— Start of EXTRACTED RECORDS —

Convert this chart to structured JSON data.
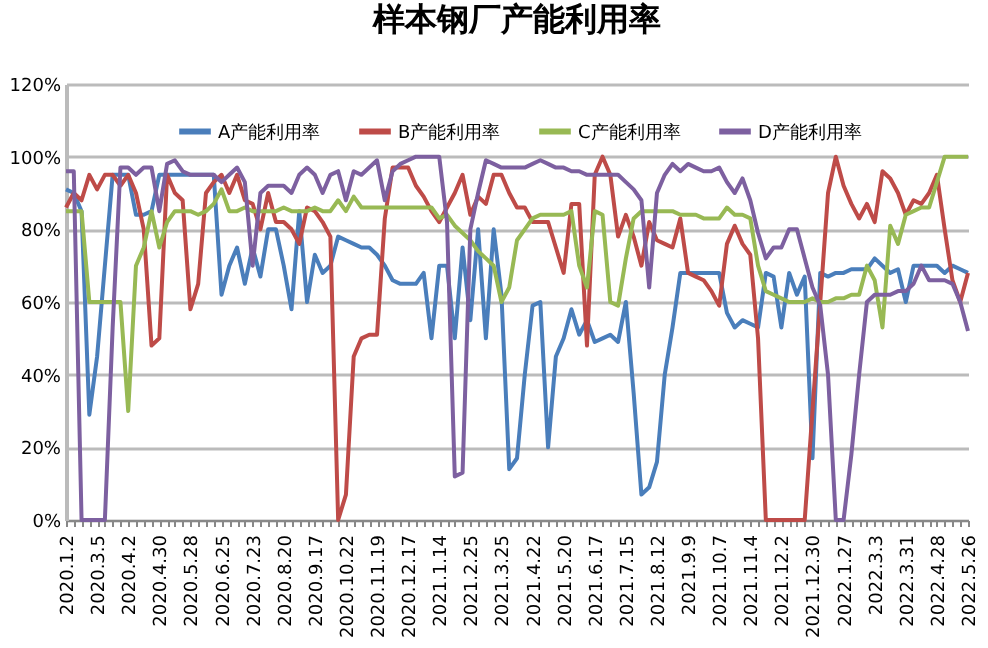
{
  "chart_data": {
    "type": "line",
    "title": "样本钢厂产能利用率",
    "categories": [
      "2020.1.2",
      null,
      null,
      null,
      "2020.3.5",
      null,
      null,
      null,
      "2020.4.2",
      null,
      null,
      null,
      "2020.4.30",
      null,
      null,
      null,
      "2020.5.28",
      null,
      null,
      null,
      "2020.6.25",
      null,
      null,
      null,
      "2020.7.23",
      null,
      null,
      null,
      "2020.8.20",
      null,
      null,
      null,
      "2020.9.17",
      null,
      null,
      null,
      "2020.10.22",
      null,
      null,
      null,
      "2020.11.19",
      null,
      null,
      null,
      "2020.12.17",
      null,
      null,
      null,
      "2021.1.14",
      null,
      null,
      null,
      "2021.2.25",
      null,
      null,
      null,
      "2021.3.25",
      null,
      null,
      null,
      "2021.4.22",
      null,
      null,
      null,
      "2021.5.20",
      null,
      null,
      null,
      "2021.6.17",
      null,
      null,
      null,
      "2021.7.15",
      null,
      null,
      null,
      "2021.8.12",
      null,
      null,
      null,
      "2021.9.9",
      null,
      null,
      null,
      "2021.10.7",
      null,
      null,
      null,
      "2021.11.4",
      null,
      null,
      null,
      "2021.12.2",
      null,
      null,
      null,
      "2021.12.30",
      null,
      null,
      null,
      "2022.1.27",
      null,
      null,
      null,
      "2022.3.3",
      null,
      null,
      null,
      "2022.3.31",
      null,
      null,
      null,
      "2022.4.28",
      null,
      null,
      null,
      "2022.5.26"
    ],
    "series": [
      {
        "name": "A产能利用率",
        "color": "#4a7ebb",
        "values": [
          91,
          90,
          85,
          29,
          45,
          70,
          95,
          95,
          95,
          84,
          84,
          85,
          95,
          95,
          95,
          95,
          95,
          95,
          95,
          95,
          62,
          70,
          75,
          65,
          75,
          67,
          80,
          80,
          70,
          58,
          85,
          60,
          73,
          68,
          70,
          78,
          77,
          76,
          75,
          75,
          73,
          70,
          66,
          65,
          65,
          65,
          68,
          50,
          70,
          70,
          50,
          75,
          55,
          80,
          50,
          80,
          62,
          14,
          17,
          40,
          59,
          60,
          20,
          45,
          50,
          58,
          51,
          55,
          49,
          50,
          51,
          49,
          60,
          35,
          7,
          9,
          16,
          40,
          53,
          68,
          68,
          68,
          68,
          68,
          68,
          57,
          53,
          55,
          54,
          53,
          68,
          67,
          53,
          68,
          62,
          67,
          17,
          68,
          67,
          68,
          68,
          69,
          69,
          69,
          72,
          70,
          68,
          69,
          60,
          70,
          70,
          70,
          70,
          68,
          70,
          69,
          68
        ]
      },
      {
        "name": "B产能利用率",
        "color": "#be4b48",
        "values": [
          86,
          90,
          88,
          95,
          91,
          95,
          95,
          92,
          95,
          90,
          80,
          48,
          50,
          95,
          90,
          88,
          58,
          65,
          90,
          93,
          95,
          90,
          95,
          88,
          87,
          80,
          90,
          82,
          82,
          80,
          76,
          86,
          85,
          82,
          78,
          0,
          7,
          45,
          50,
          51,
          51,
          83,
          97,
          97,
          97,
          92,
          89,
          85,
          82,
          86,
          90,
          95,
          84,
          89,
          87,
          95,
          95,
          90,
          86,
          86,
          82,
          82,
          82,
          75,
          68,
          87,
          87,
          48,
          95,
          100,
          95,
          78,
          84,
          78,
          70,
          82,
          77,
          76,
          75,
          83,
          68,
          67,
          66,
          63,
          59,
          76,
          81,
          76,
          73,
          50,
          0,
          0,
          0,
          0,
          0,
          0,
          30,
          60,
          90,
          100,
          92,
          87,
          83,
          87,
          82,
          96,
          94,
          90,
          84,
          88,
          87,
          90,
          95,
          80,
          66,
          60,
          68
        ]
      },
      {
        "name": "C产能利用率",
        "color": "#98b954",
        "values": [
          85,
          85,
          85,
          60,
          60,
          60,
          60,
          60,
          30,
          70,
          75,
          85,
          75,
          82,
          85,
          85,
          85,
          84,
          85,
          87,
          91,
          85,
          85,
          86,
          85,
          85,
          85,
          85,
          86,
          85,
          85,
          85,
          86,
          85,
          85,
          88,
          85,
          89,
          86,
          86,
          86,
          86,
          86,
          86,
          86,
          86,
          86,
          86,
          83,
          84,
          81,
          79,
          77,
          74,
          72,
          70,
          60,
          64,
          77,
          80,
          83,
          84,
          84,
          84,
          84,
          85,
          70,
          64,
          85,
          84,
          60,
          59,
          72,
          83,
          85,
          85,
          85,
          85,
          85,
          84,
          84,
          84,
          83,
          83,
          83,
          86,
          84,
          84,
          83,
          70,
          63,
          62,
          61,
          60,
          60,
          60,
          61,
          60,
          60,
          61,
          61,
          62,
          62,
          70,
          66,
          53,
          81,
          76,
          84,
          85,
          86,
          86,
          93,
          100,
          100,
          100,
          100
        ]
      },
      {
        "name": "D产能利用率",
        "color": "#7d60a0",
        "values": [
          96,
          96,
          0,
          0,
          0,
          0,
          53,
          97,
          97,
          95,
          97,
          97,
          85,
          98,
          99,
          96,
          95,
          95,
          95,
          95,
          93,
          95,
          97,
          93,
          70,
          90,
          92,
          92,
          92,
          90,
          95,
          97,
          95,
          90,
          95,
          96,
          88,
          96,
          95,
          97,
          99,
          88,
          96,
          98,
          99,
          100,
          100,
          100,
          100,
          82,
          12,
          13,
          80,
          90,
          99,
          98,
          97,
          97,
          97,
          97,
          98,
          99,
          98,
          97,
          97,
          96,
          96,
          95,
          95,
          95,
          95,
          95,
          93,
          91,
          88,
          64,
          90,
          95,
          98,
          96,
          98,
          97,
          96,
          96,
          97,
          93,
          90,
          94,
          88,
          79,
          72,
          75,
          75,
          80,
          80,
          72,
          64,
          59,
          40,
          0,
          0,
          18,
          40,
          60,
          62,
          62,
          62,
          63,
          63,
          65,
          70,
          66,
          66,
          66,
          65,
          60,
          52
        ]
      }
    ],
    "ylim": [
      0,
      120
    ],
    "yticks": [
      {
        "value": 0,
        "label": "0%"
      },
      {
        "value": 20,
        "label": "20%"
      },
      {
        "value": 40,
        "label": "40%"
      },
      {
        "value": 60,
        "label": "60%"
      },
      {
        "value": 80,
        "label": "80%"
      },
      {
        "value": 100,
        "label": "100%"
      },
      {
        "value": 120,
        "label": "120%"
      }
    ],
    "grid": "y",
    "legend": "top"
  }
}
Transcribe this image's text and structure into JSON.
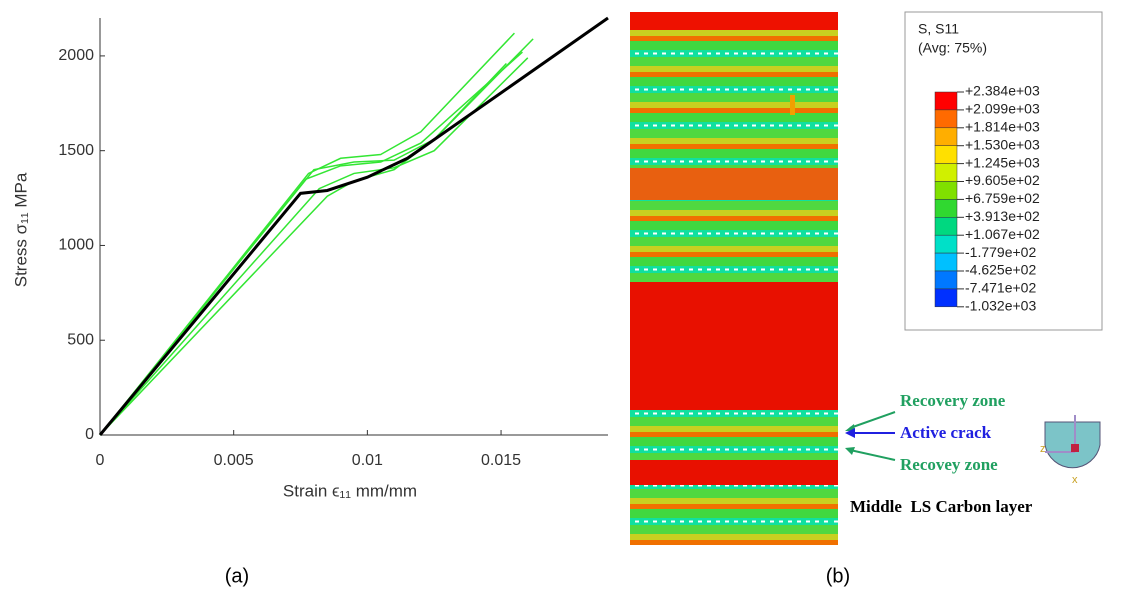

— End of EXTRACTED RECORDS —

* THE EXERCISE *
Copy out each line word for word, please, skipping the images.

* SOLVED PROBLEM *
Convert this chart to structured JSON data.
{
  "chart_data": {
    "type": "line",
    "title": "样本钢厂产能利用率",
    "categories": [
      "2020.1.2",
      null,
      null,
      null,
      "2020.3.5",
      null,
      null,
      null,
      "2020.4.2",
      null,
      null,
      null,
      "2020.4.30",
      null,
      null,
      null,
      "2020.5.28",
      null,
      null,
      null,
      "2020.6.25",
      null,
      null,
      null,
      "2020.7.23",
      null,
      null,
      null,
      "2020.8.20",
      null,
      null,
      null,
      "2020.9.17",
      null,
      null,
      null,
      "2020.10.22",
      null,
      null,
      null,
      "2020.11.19",
      null,
      null,
      null,
      "2020.12.17",
      null,
      null,
      null,
      "2021.1.14",
      null,
      null,
      null,
      "2021.2.25",
      null,
      null,
      null,
      "2021.3.25",
      null,
      null,
      null,
      "2021.4.22",
      null,
      null,
      null,
      "2021.5.20",
      null,
      null,
      null,
      "2021.6.17",
      null,
      null,
      null,
      "2021.7.15",
      null,
      null,
      null,
      "2021.8.12",
      null,
      null,
      null,
      "2021.9.9",
      null,
      null,
      null,
      "2021.10.7",
      null,
      null,
      null,
      "2021.11.4",
      null,
      null,
      null,
      "2021.12.2",
      null,
      null,
      null,
      "2021.12.30",
      null,
      null,
      null,
      "2022.1.27",
      null,
      null,
      null,
      "2022.3.3",
      null,
      null,
      null,
      "2022.3.31",
      null,
      null,
      null,
      "2022.4.28",
      null,
      null,
      null,
      "2022.5.26"
    ],
    "series": [
      {
        "name": "A产能利用率",
        "color": "#4a7ebb",
        "values": [
          91,
          90,
          85,
          29,
          45,
          70,
          95,
          95,
          95,
          84,
          84,
          85,
          95,
          95,
          95,
          95,
          95,
          95,
          95,
          95,
          62,
          70,
          75,
          65,
          75,
          67,
          80,
          80,
          70,
          58,
          85,
          60,
          73,
          68,
          70,
          78,
          77,
          76,
          75,
          75,
          73,
          70,
          66,
          65,
          65,
          65,
          68,
          50,
          70,
          70,
          50,
          75,
          55,
          80,
          50,
          80,
          62,
          14,
          17,
          40,
          59,
          60,
          20,
          45,
          50,
          58,
          51,
          55,
          49,
          50,
          51,
          49,
          60,
          35,
          7,
          9,
          16,
          40,
          53,
          68,
          68,
          68,
          68,
          68,
          68,
          57,
          53,
          55,
          54,
          53,
          68,
          67,
          53,
          68,
          62,
          67,
          17,
          68,
          67,
          68,
          68,
          69,
          69,
          69,
          72,
          70,
          68,
          69,
          60,
          70,
          70,
          70,
          70,
          68,
          70,
          69,
          68
        ]
      },
      {
        "name": "B产能利用率",
        "color": "#be4b48",
        "values": [
          86,
          90,
          88,
          95,
          91,
          95,
          95,
          92,
          95,
          90,
          80,
          48,
          50,
          95,
          90,
          88,
          58,
          65,
          90,
          93,
          95,
          90,
          95,
          88,
          87,
          80,
          90,
          82,
          82,
          80,
          76,
          86,
          85,
          82,
          78,
          0,
          7,
          45,
          50,
          51,
          51,
          83,
          97,
          97,
          97,
          92,
          89,
          85,
          82,
          86,
          90,
          95,
          84,
          89,
          87,
          95,
          95,
          90,
          86,
          86,
          82,
          82,
          82,
          75,
          68,
          87,
          87,
          48,
          95,
          100,
          95,
          78,
          84,
          78,
          70,
          82,
          77,
          76,
          75,
          83,
          68,
          67,
          66,
          63,
          59,
          76,
          81,
          76,
          73,
          50,
          0,
          0,
          0,
          0,
          0,
          0,
          30,
          60,
          90,
          100,
          92,
          87,
          83,
          87,
          82,
          96,
          94,
          90,
          84,
          88,
          87,
          90,
          95,
          80,
          66,
          60,
          68
        ]
      },
      {
        "name": "C产能利用率",
        "color": "#98b954",
        "values": [
          85,
          85,
          85,
          60,
          60,
          60,
          60,
          60,
          30,
          70,
          75,
          85,
          75,
          82,
          85,
          85,
          85,
          84,
          85,
          87,
          91,
          85,
          85,
          86,
          85,
          85,
          85,
          85,
          86,
          85,
          85,
          85,
          86,
          85,
          85,
          88,
          85,
          89,
          86,
          86,
          86,
          86,
          86,
          86,
          86,
          86,
          86,
          86,
          83,
          84,
          81,
          79,
          77,
          74,
          72,
          70,
          60,
          64,
          77,
          80,
          83,
          84,
          84,
          84,
          84,
          85,
          70,
          64,
          85,
          84,
          60,
          59,
          72,
          83,
          85,
          85,
          85,
          85,
          85,
          84,
          84,
          84,
          83,
          83,
          83,
          86,
          84,
          84,
          83,
          70,
          63,
          62,
          61,
          60,
          60,
          60,
          61,
          60,
          60,
          61,
          61,
          62,
          62,
          70,
          66,
          53,
          81,
          76,
          84,
          85,
          86,
          86,
          93,
          100,
          100,
          100,
          100
        ]
      },
      {
        "name": "D产能利用率",
        "color": "#7d60a0",
        "values": [
          96,
          96,
          0,
          0,
          0,
          0,
          53,
          97,
          97,
          95,
          97,
          97,
          85,
          98,
          99,
          96,
          95,
          95,
          95,
          95,
          93,
          95,
          97,
          93,
          70,
          90,
          92,
          92,
          92,
          90,
          95,
          97,
          95,
          90,
          95,
          96,
          88,
          96,
          95,
          97,
          99,
          88,
          96,
          98,
          99,
          100,
          100,
          100,
          100,
          82,
          12,
          13,
          80,
          90,
          99,
          98,
          97,
          97,
          97,
          97,
          98,
          99,
          98,
          97,
          97,
          96,
          96,
          95,
          95,
          95,
          95,
          95,
          93,
          91,
          88,
          64,
          90,
          95,
          98,
          96,
          98,
          97,
          96,
          96,
          97,
          93,
          90,
          94,
          88,
          79,
          72,
          75,
          75,
          80,
          80,
          72,
          64,
          59,
          40,
          0,
          0,
          18,
          40,
          60,
          62,
          62,
          62,
          63,
          63,
          65,
          70,
          66,
          66,
          66,
          65,
          60,
          52
        ]
      }
    ],
    "ylim": [
      0,
      120
    ],
    "yticks": [
      {
        "value": 0,
        "label": "0%"
      },
      {
        "value": 20,
        "label": "20%"
      },
      {
        "value": 40,
        "label": "40%"
      },
      {
        "value": 60,
        "label": "60%"
      },
      {
        "value": 80,
        "label": "80%"
      },
      {
        "value": 100,
        "label": "100%"
      },
      {
        "value": 120,
        "label": "120%"
      }
    ],
    "grid": "y",
    "legend": "top"
  }
}
Transcribe this image's text and structure into JSON.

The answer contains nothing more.